§ Instructions for the task
Write out the entire listing below exactly, with the pictures left out.

□ □ □ □ □

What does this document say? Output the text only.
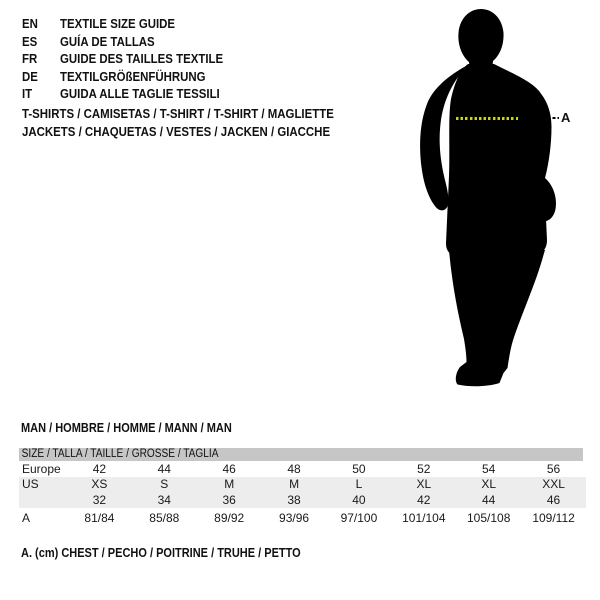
EN	TEXTILE SIZE GUIDE
ES	GUÍA DE TALLAS
FR	GUIDE DES TAILLES TEXTILE
DE	TEXTILGRÖßENFÜHRUNG
IT	GUIDA ALLE TAGLIE TESSILI
T-SHIRTS / CAMISETAS / T-SHIRT / T-SHIRT / MAGLIETTE
JACKETS / CHAQUETAS / VESTES / JACKEN / GIACCHE
A
MAN / HOMBRE / HOMME / MANN / MAN
SIZE / TALLA / TAILLE / GRÖSSE / TAGLIA
Europe	42	44	46	48	50	52	54	56
US	XS	S	M	M	L	XL	XL	XXL
	32	34	36	38	40	42	44	46
A	81/84	85/88	89/92	93/96	97/100	101/104	105/108	109/112
A. (cm) CHEST / PECHO / POITRINE / TRUHE / PETTO
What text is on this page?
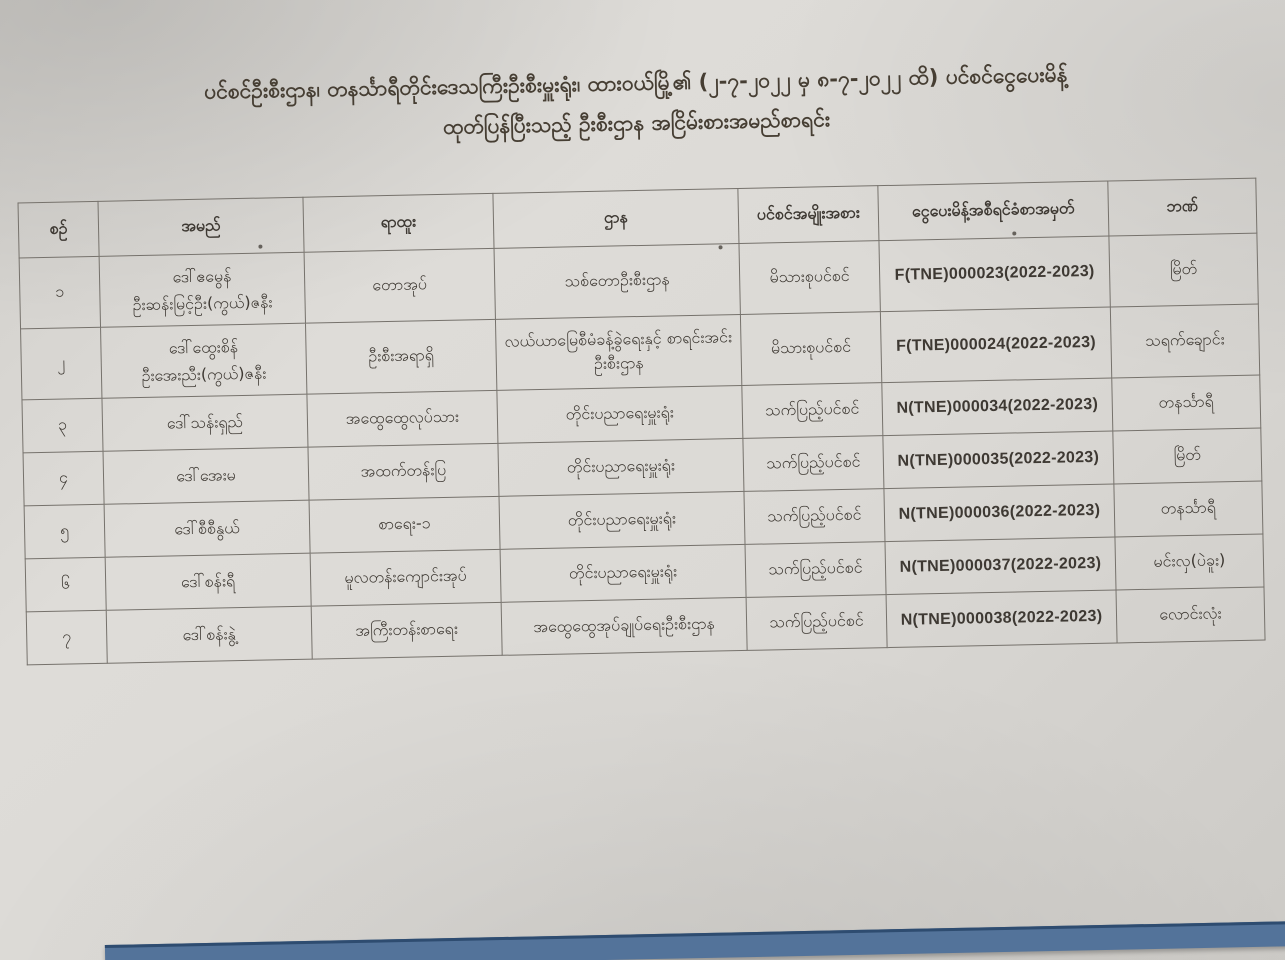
ပင်စင်ဦးစီးဌာန၊ တနင်္သာရီတိုင်းဒေသကြီးဦးစီးမှူးရုံး၊ ထားဝယ်မြို့၏ (၂-၇-၂၀၂၂ မှ ၈-၇-၂၀၂၂ ထိ) ပင်စင်ငွေပေးမိန့်
ထုတ်ပြန်ပြီးသည့် ဦးစီးဌာန အငြိမ်းစားအမည်စာရင်း
စဉ်	အမည်	ရာထူး	ဌာန	ပင်စင်အမျိုးအစား	ငွေပေးမိန့်အစီရင်ခံစာအမှတ်	ဘဏ်
၁	ဒေါ်ဧမွေန်
ဦးဆန်းမြင့်ဦး(ကွယ်)ဇနီး	တောအုပ်	သစ်တောဦးစီးဌာန	မိသားစုပင်စင်	F(TNE)000023(2022-2023)	မြိတ်
၂	ဒေါ်ထွေးစိန်
ဦးအေးညီး(ကွယ်)ဇနီး	ဦးစီးအရာရှိ	လယ်ယာမြေစီမံခန့်ခွဲရေးနှင့် စာရင်းအင်းဦးစီးဌာန	မိသားစုပင်စင်	F(TNE)000024(2022-2023)	သရက်ချောင်း
၃	ဒေါ်သန်းရှည်	အထွေထွေလုပ်သား	တိုင်းပညာရေးမှူးရုံး	သက်ပြည့်ပင်စင်	N(TNE)000034(2022-2023)	တနင်္သာရီ
၄	ဒေါ်အေးမ	အထက်တန်းပြ	တိုင်းပညာရေးမှူးရုံး	သက်ပြည့်ပင်စင်	N(TNE)000035(2022-2023)	မြိတ်
၅	ဒေါ်စီစီနွယ်	စာရေး-၁	တိုင်းပညာရေးမှူးရုံး	သက်ပြည့်ပင်စင်	N(TNE)000036(2022-2023)	တနင်္သာရီ
၆	ဒေါ်စန်းရီ	မူလတန်းကျောင်းအုပ်	တိုင်းပညာရေးမှူးရုံး	သက်ပြည့်ပင်စင်	N(TNE)000037(2022-2023)	မင်းလှ(ပဲခူး)
၇	ဒေါ်စန်းနွဲ့	အကြီးတန်းစာရေး	အထွေထွေအုပ်ချုပ်ရေးဦးစီးဌာန	သက်ပြည့်ပင်စင်	N(TNE)000038(2022-2023)	လောင်းလုံး
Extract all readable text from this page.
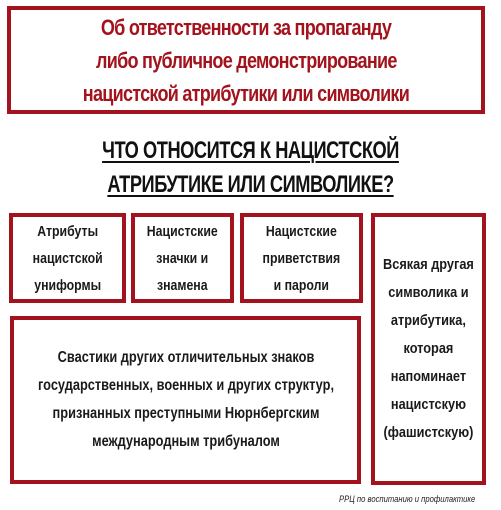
Об ответственности за пропаганду
либо публичное демонстрирование
нацистской атрибутики или символики
ЧТО ОТНОСИТСЯ К НАЦИСТСКОЙ
АТРИБУТИКЕ ИЛИ СИМВОЛИКЕ?
Атрибуты
нацистской
униформы
Нацистские
значки и
знамена
Нацистские
приветствия
и пароли
Свастики других отличительных знаков
государственных, военных и других структур,
признанных преступными Нюрнбергским
международным трибуналом
Всякая другая
символика и
атрибутика,
которая
напоминает
нацистскую
(фашистскую)
РРЦ по воспитанию и профилактике
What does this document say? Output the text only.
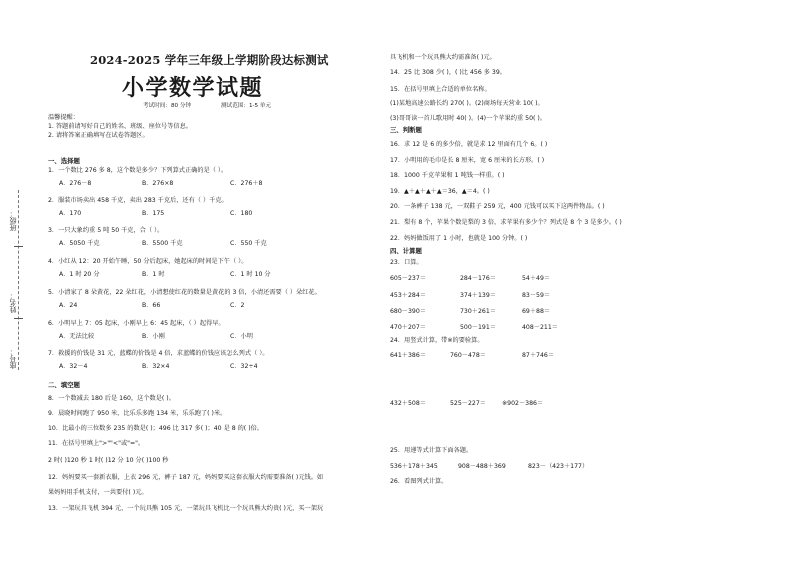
班级：
姓名：
座号：
2024-2025 学年三年级上学期阶段达标测试
小学数学试题
考试时间：80 分钟	测试范围：1-5 单元
温馨提醒：
1. 答题前请写好自己的姓名、班级、座位号等信息。
2. 请将答案正确填写在试卷答题区。
一、选择题
1．一个数比 276 多 8，这个数是多少？下列算式正确的是（ ）。
A．276－8	B．276×8	C．276＋8
2．服装市场卖出 458 千克，卖出 283 千克后，还有（ ）千克。
A．170	B．175	C．180
3．一只大象约重 5 吨 50 千克，合（ ）。
A．5050 千克	B．5500 千克	C．550 千克
4．小红从 12：20 开始午睡，50 分后起床，她起床的时间是下午（ ）。
A．1 时 20 分	B．1 时	C．1 时 10 分
5．小清家了 8 朵黄花，22 朵红花，小清想使红花的数量是黄花的 3 倍，小清还需要（ ）朵红花。
A．24	B．66	C．2
6．小明早上 7：05 起床，小刚早上 6：45 起床，（ ）起得早。
A．无法比较	B．小刚	C．小明
7．救援的价钱是 31 元，蓝蝶的价钱是 4 倍，求蓝蝶的价钱应该怎么列式（ ）。
A．32－4	B．32×4	C．32÷4
二、填空题
8．一个数减去 180 后是 160，这个数是( )。
9．晨晓时间跑了 950 米，比乐乐多跑 134 米，乐乐跑了( )米。
10．比最小的三位数多 235 的数是( )；496 比 317 多( )；40 是 8 的( )倍。
11．在括号里填上">""<"或"="。
2 时( )120 秒 1 时( )12 分 10 分( )100 秒
12．妈妈要买一套新衣服，上衣 296 元，裤子 187 元，妈妈要买这套衣服大约需要准备( )元钱。如
果妈妈用手机支付，一共要付( )元。
13．一架玩具飞机 394 元，一个玩具熊 105 元，一架玩具飞机比一个玩具熊大约贵( )元，买一架玩
具飞机和一个玩具熊大约需准备( )元。
14．25 比 308 少( )，( )比 456 多 39。
15．在括号里填上合适的单位名称。
(1)某地高速公路长约 270( )。(2)商场每天营业 10( )。
(3)哥哥读一首儿歌用时 40( )。(4)一个苹果约重 50( )。
三、判断题
16．求 12 是 6 的多少倍，就是求 12 里面有几个 6。( )
17．小明用的毛巾是长 8 厘米，宽 6 厘米的长方形。( )
18．1000 千克苹果和 1 吨钱一样重。( )
19．▲＋▲＋▲＋▲＝36，▲＝4。( )
20．一条裤子 138 元，一双鞋子 259 元，400 元钱可以买下这两件物品。( )
21．梨有 8 个，苹果个数是梨的 3 倍，求苹果有多少个？列式是 8 个 3 是多少。( )
22．妈妈做饭用了 1 小时，也就是 100 分钟。( )
四、计算题
23．口算。
605－237＝	284－176＝	54＋49＝
453＋284＝	374＋139＝	83－59＝
680－390＝	730＋261＝	69＋88＝
470＋207＝	500－191＝	408－211＝
24．用竖式计算，带※的要验算。
641＋386＝	760－478＝	87＋746＝
432＋508＝	525－227＝	※902－386＝
25．用递等式计算下面各题。
536＋178＋345	908－488＋369	823－（423＋177）
26．看图列式计算。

□ □ □ □ □

§ Completed exercise
What does this document say? Output the text only.
EN	TEXTILE SIZE GUIDE
ES	GUÍA DE TALLAS
FR	GUIDE DES TAILLES TEXTILE
DE	TEXTILGRÖßENFÜHRUNG
IT	GUIDA ALLE TAGLIE TESSILI
T-SHIRTS / CAMISETAS / T-SHIRT / T-SHIRT / MAGLIETTE
JACKETS / CHAQUETAS / VESTES / JACKEN / GIACCHE
A
MAN / HOMBRE / HOMME / MANN / MAN
SIZE / TALLA / TAILLE / GRÖSSE / TAGLIA
Europe	42	44	46	48	50	52	54	56
US	XS	S	M	M	L	XL	XL	XXL
	32	34	36	38	40	42	44	46
A	81/84	85/88	89/92	93/96	97/100	101/104	105/108	109/112
A. (cm) CHEST / PECHO / POITRINE / TRUHE / PETTO
What text is on this page?
ပင်စင်ဦးစီးဌာန၊ တနင်္သာရီတိုင်းဒေသကြီးဦးစီးမှူးရုံး၊ ထားဝယ်မြို့၏ (၂-၇-၂၀၂၂ မှ ၈-၇-၂၀၂၂ ထိ) ပင်စင်ငွေပေးမိန့်
ထုတ်ပြန်ပြီးသည့် ဦးစီးဌာန အငြိမ်းစားအမည်စာရင်း
စဉ်	အမည်	ရာထူး	ဌာန	ပင်စင်အမျိုးအစား	ငွေပေးမိန့်အစီရင်ခံစာအမှတ်	ဘဏ်
၁	ဒေါ်ဧမွေန်
ဦးဆန်းမြင့်ဦး(ကွယ်)ဇနီး	တောအုပ်	သစ်တောဦးစီးဌာန	မိသားစုပင်စင်	F(TNE)000023(2022-2023)	မြိတ်
၂	ဒေါ်ထွေးစိန်
ဦးအေးညီး(ကွယ်)ဇနီး	ဦးစီးအရာရှိ	လယ်ယာမြေစီမံခန့်ခွဲရေးနှင့် စာရင်းအင်းဦးစီးဌာန	မိသားစုပင်စင်	F(TNE)000024(2022-2023)	သရက်ချောင်း
၃	ဒေါ်သန်းရှည်	အထွေထွေလုပ်သား	တိုင်းပညာရေးမှူးရုံး	သက်ပြည့်ပင်စင်	N(TNE)000034(2022-2023)	တနင်္သာရီ
၄	ဒေါ်အေးမ	အထက်တန်းပြ	တိုင်းပညာရေးမှူးရုံး	သက်ပြည့်ပင်စင်	N(TNE)000035(2022-2023)	မြိတ်
၅	ဒေါ်စီစီနွယ်	စာရေး-၁	တိုင်းပညာရေးမှူးရုံး	သက်ပြည့်ပင်စင်	N(TNE)000036(2022-2023)	တနင်္သာရီ
၆	ဒေါ်စန်းရီ	မူလတန်းကျောင်းအုပ်	တိုင်းပညာရေးမှူးရုံး	သက်ပြည့်ပင်စင်	N(TNE)000037(2022-2023)	မင်းလှ(ပဲခူး)
၇	ဒေါ်စန်းနွဲ့	အကြီးတန်းစာရေး	အထွေထွေအုပ်ချုပ်ရေးဦးစီးဌာန	သက်ပြည့်ပင်စင်	N(TNE)000038(2022-2023)	လောင်းလုံး
Extract all readable text from this page.
Об ответственности за пропаганду
либо публичное демонстрирование
нацистской атрибутики или символики
ЧТО ОТНОСИТСЯ К НАЦИСТСКОЙ
АТРИБУТИКЕ ИЛИ СИМВОЛИКЕ?
Атрибуты
нацистской
униформы
Нацистские
значки и
знамена
Нацистские
приветствия
и пароли
Свастики других отличительных знаков
государственных, военных и других структур,
признанных преступными Нюрнбергским
международным трибуналом
Всякая другая
символика и
атрибутика,
которая
напоминает
нацистскую
(фашистскую)
РРЦ по воспитанию и профилактике
What does this document say? Output the text only.
班级：
姓名：
座号：
2024-2025 学年三年级上学期阶段达标测试
小学数学试题
考试时间：80 分钟	测试范围：1-5 单元
温馨提醒：
1. 答题前请写好自己的姓名、班级、座位号等信息。
2. 请将答案正确填写在试卷答题区。
一、选择题
1．一个数比 276 多 8，这个数是多少？下列算式正确的是（ ）。
A．276－8	B．276×8	C．276＋8
2．服装市场卖出 458 千克，卖出 283 千克后，还有（ ）千克。
A．170	B．175	C．180
3．一只大象约重 5 吨 50 千克，合（ ）。
A．5050 千克	B．5500 千克	C．550 千克
4．小红从 12：20 开始午睡，50 分后起床，她起床的时间是下午（ ）。
A．1 时 20 分	B．1 时	C．1 时 10 分
5．小清家了 8 朵黄花，22 朵红花，小清想使红花的数量是黄花的 3 倍，小清还需要（ ）朵红花。
A．24	B．66	C．2
6．小明早上 7：05 起床，小刚早上 6：45 起床，（ ）起得早。
A．无法比较	B．小刚	C．小明
7．救援的价钱是 31 元，蓝蝶的价钱是 4 倍，求蓝蝶的价钱应该怎么列式（ ）。
A．32－4	B．32×4	C．32÷4
二、填空题
8．一个数减去 180 后是 160，这个数是( )。
9．晨晓时间跑了 950 米，比乐乐多跑 134 米，乐乐跑了( )米。
10．比最小的三位数多 235 的数是( )；496 比 317 多( )；40 是 8 的( )倍。
11．在括号里填上">""<"或"="。
2 时( )120 秒 1 时( )12 分 10 分( )100 秒
12．妈妈要买一套新衣服，上衣 296 元，裤子 187 元，妈妈要买这套衣服大约需要准备( )元钱。如
果妈妈用手机支付，一共要付( )元。
13．一架玩具飞机 394 元，一个玩具熊 105 元，一架玩具飞机比一个玩具熊大约贵( )元，买一架玩
具飞机和一个玩具熊大约需准备( )元。
14．25 比 308 少( )，( )比 456 多 39。
15．在括号里填上合适的单位名称。
(1)某地高速公路长约 270( )。(2)商场每天营业 10( )。
(3)哥哥读一首儿歌用时 40( )。(4)一个苹果约重 50( )。
三、判断题
16．求 12 是 6 的多少倍，就是求 12 里面有几个 6。( )
17．小明用的毛巾是长 8 厘米，宽 6 厘米的长方形。( )
18．1000 千克苹果和 1 吨钱一样重。( )
19．▲＋▲＋▲＋▲＝36，▲＝4。( )
20．一条裤子 138 元，一双鞋子 259 元，400 元钱可以买下这两件物品。( )
21．梨有 8 个，苹果个数是梨的 3 倍，求苹果有多少个？列式是 8 个 3 是多少。( )
22．妈妈做饭用了 1 小时，也就是 100 分钟。( )
四、计算题
23．口算。
605－237＝	284－176＝	54＋49＝
453＋284＝	374＋139＝	83－59＝
680－390＝	730＋261＝	69＋88＝
470＋207＝	500－191＝	408－211＝
24．用竖式计算，带※的要验算。
641＋386＝	760－478＝	87＋746＝
432＋508＝	525－227＝	※902－386＝
25．用递等式计算下面各题。
536＋178＋345	908－488＋369	823－（423＋177）
26．看图列式计算。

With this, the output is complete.